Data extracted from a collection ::
## start

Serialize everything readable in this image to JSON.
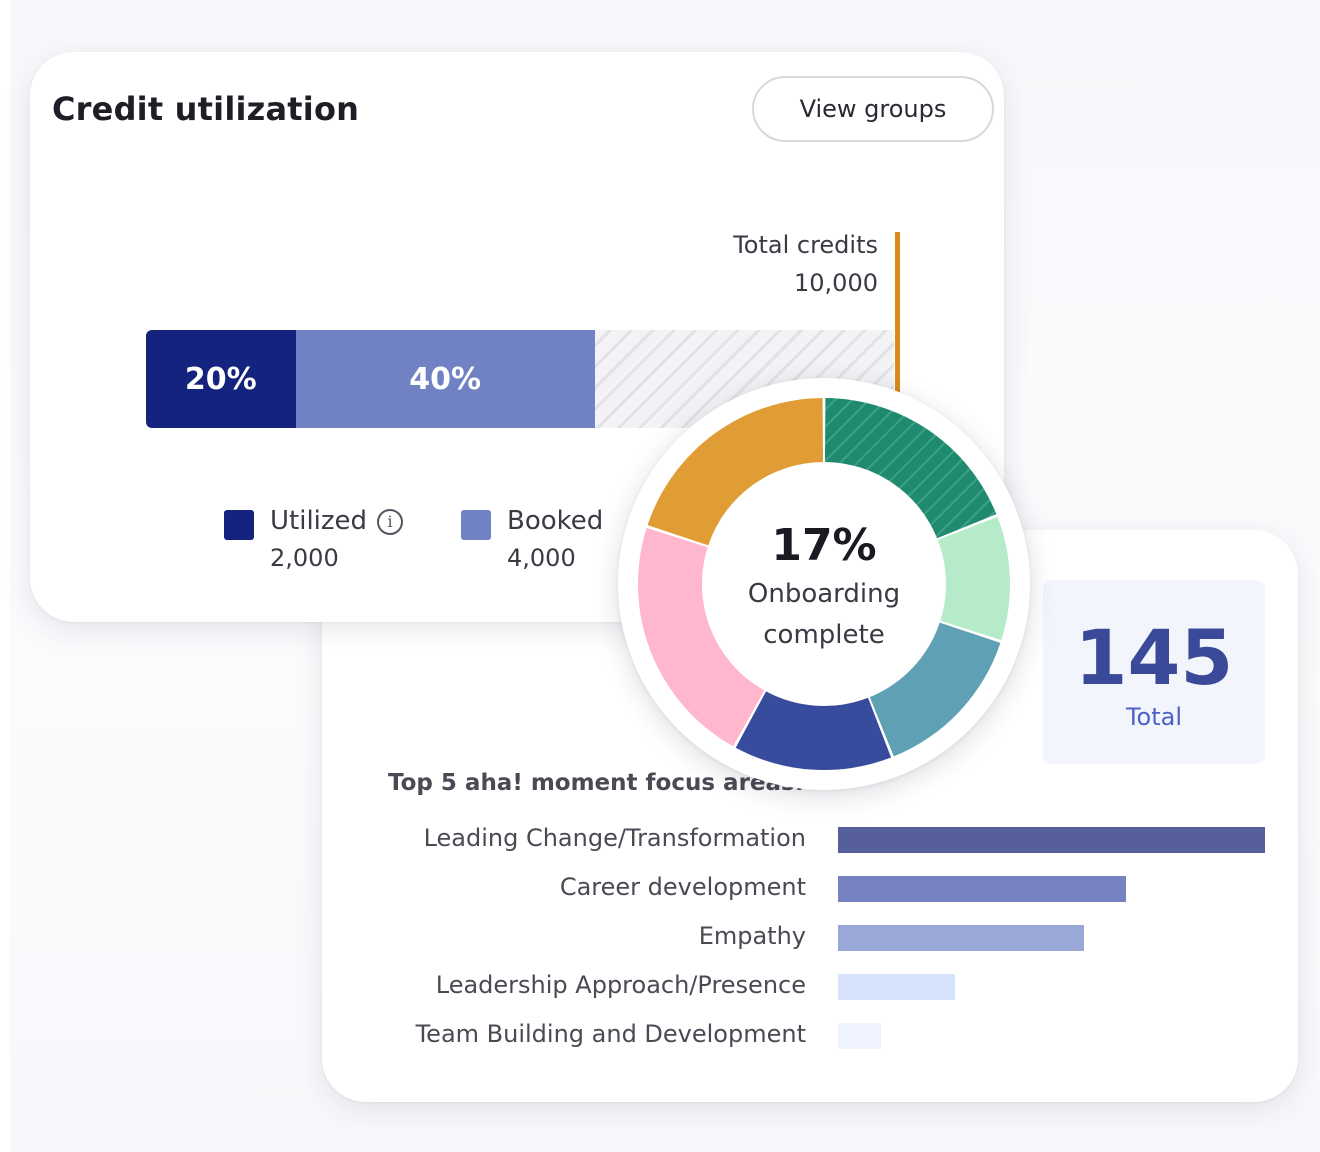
{
  "credit_card": {
    "title": "Credit utilization",
    "view_groups_label": "View groups",
    "total_label": "Total credits",
    "total_value": "10,000",
    "legend": [
      {
        "label": "Utilized",
        "value": "2,000",
        "color": "#14237d",
        "has_info_icon": true
      },
      {
        "label": "Booked",
        "value": "4,000",
        "color": "#7082c4",
        "has_info_icon": false
      }
    ]
  },
  "onboarding": {
    "percent_label": "17%",
    "line1": "Onboarding",
    "line2": "complete"
  },
  "total_box": {
    "value": "145",
    "label": "Total"
  },
  "focus_areas": {
    "title": "Top 5 aha! moment focus areas:"
  },
  "chart_data": [
    {
      "type": "bar",
      "orientation": "horizontal-stacked",
      "title": "Credit utilization",
      "total": 10000,
      "series": [
        {
          "name": "Utilized",
          "value": 2000,
          "label": "20%",
          "color": "#14237d"
        },
        {
          "name": "Booked",
          "value": 4000,
          "label": "40%",
          "color": "#7082c4"
        }
      ],
      "remainder_pattern": "hatched"
    },
    {
      "type": "pie",
      "style": "donut",
      "center_label": "17%",
      "slices": [
        {
          "value": 19,
          "color": "#1f8a6f",
          "hatched": true
        },
        {
          "value": 11,
          "color": "#b6ebca"
        },
        {
          "value": 14,
          "color": "#5fa0b4"
        },
        {
          "value": 14,
          "color": "#384c9e"
        },
        {
          "value": 22,
          "color": "#ffb7ce"
        },
        {
          "value": 20,
          "color": "#e09c35"
        }
      ]
    },
    {
      "type": "bar",
      "orientation": "horizontal",
      "title": "Top 5 aha! moment focus areas:",
      "categories": [
        "Leading Change/Transformation",
        "Career development",
        "Empathy",
        "Leadership Approach/Presence",
        "Team Building and Development"
      ],
      "values": [
        100,
        67.5,
        57.7,
        27.4,
        10.1
      ],
      "colors": [
        "#565f9b",
        "#7783c1",
        "#9aa8d8",
        "#d7e3fb",
        "#eef3fd"
      ],
      "xlim": [
        0,
        100
      ]
    }
  ]
}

## end

Short task ::
Without the pictures, reproduce every line of the records above exactly.

Exercise result ::
Serialize everything readable in this image to JSON.
{
  "credit_card": {
    "title": "Credit utilization",
    "view_groups_label": "View groups",
    "total_label": "Total credits",
    "total_value": "10,000",
    "legend": [
      {
        "label": "Utilized",
        "value": "2,000",
        "color": "#14237d",
        "has_info_icon": true
      },
      {
        "label": "Booked",
        "value": "4,000",
        "color": "#7082c4",
        "has_info_icon": false
      }
    ]
  },
  "onboarding": {
    "percent_label": "17%",
    "line1": "Onboarding",
    "line2": "complete"
  },
  "total_box": {
    "value": "145",
    "label": "Total"
  },
  "focus_areas": {
    "title": "Top 5 aha! moment focus areas:"
  },
  "chart_data": [
    {
      "type": "bar",
      "orientation": "horizontal-stacked",
      "title": "Credit utilization",
      "total": 10000,
      "series": [
        {
          "name": "Utilized",
          "value": 2000,
          "label": "20%",
          "color": "#14237d"
        },
        {
          "name": "Booked",
          "value": 4000,
          "label": "40%",
          "color": "#7082c4"
        }
      ],
      "remainder_pattern": "hatched"
    },
    {
      "type": "pie",
      "style": "donut",
      "center_label": "17%",
      "slices": [
        {
          "value": 19,
          "color": "#1f8a6f",
          "hatched": true
        },
        {
          "value": 11,
          "color": "#b6ebca"
        },
        {
          "value": 14,
          "color": "#5fa0b4"
        },
        {
          "value": 14,
          "color": "#384c9e"
        },
        {
          "value": 22,
          "color": "#ffb7ce"
        },
        {
          "value": 20,
          "color": "#e09c35"
        }
      ]
    },
    {
      "type": "bar",
      "orientation": "horizontal",
      "title": "Top 5 aha! moment focus areas:",
      "categories": [
        "Leading Change/Transformation",
        "Career development",
        "Empathy",
        "Leadership Approach/Presence",
        "Team Building and Development"
      ],
      "values": [
        100,
        67.5,
        57.7,
        27.4,
        10.1
      ],
      "colors": [
        "#565f9b",
        "#7783c1",
        "#9aa8d8",
        "#d7e3fb",
        "#eef3fd"
      ],
      "xlim": [
        0,
        100
      ]
    }
  ]
}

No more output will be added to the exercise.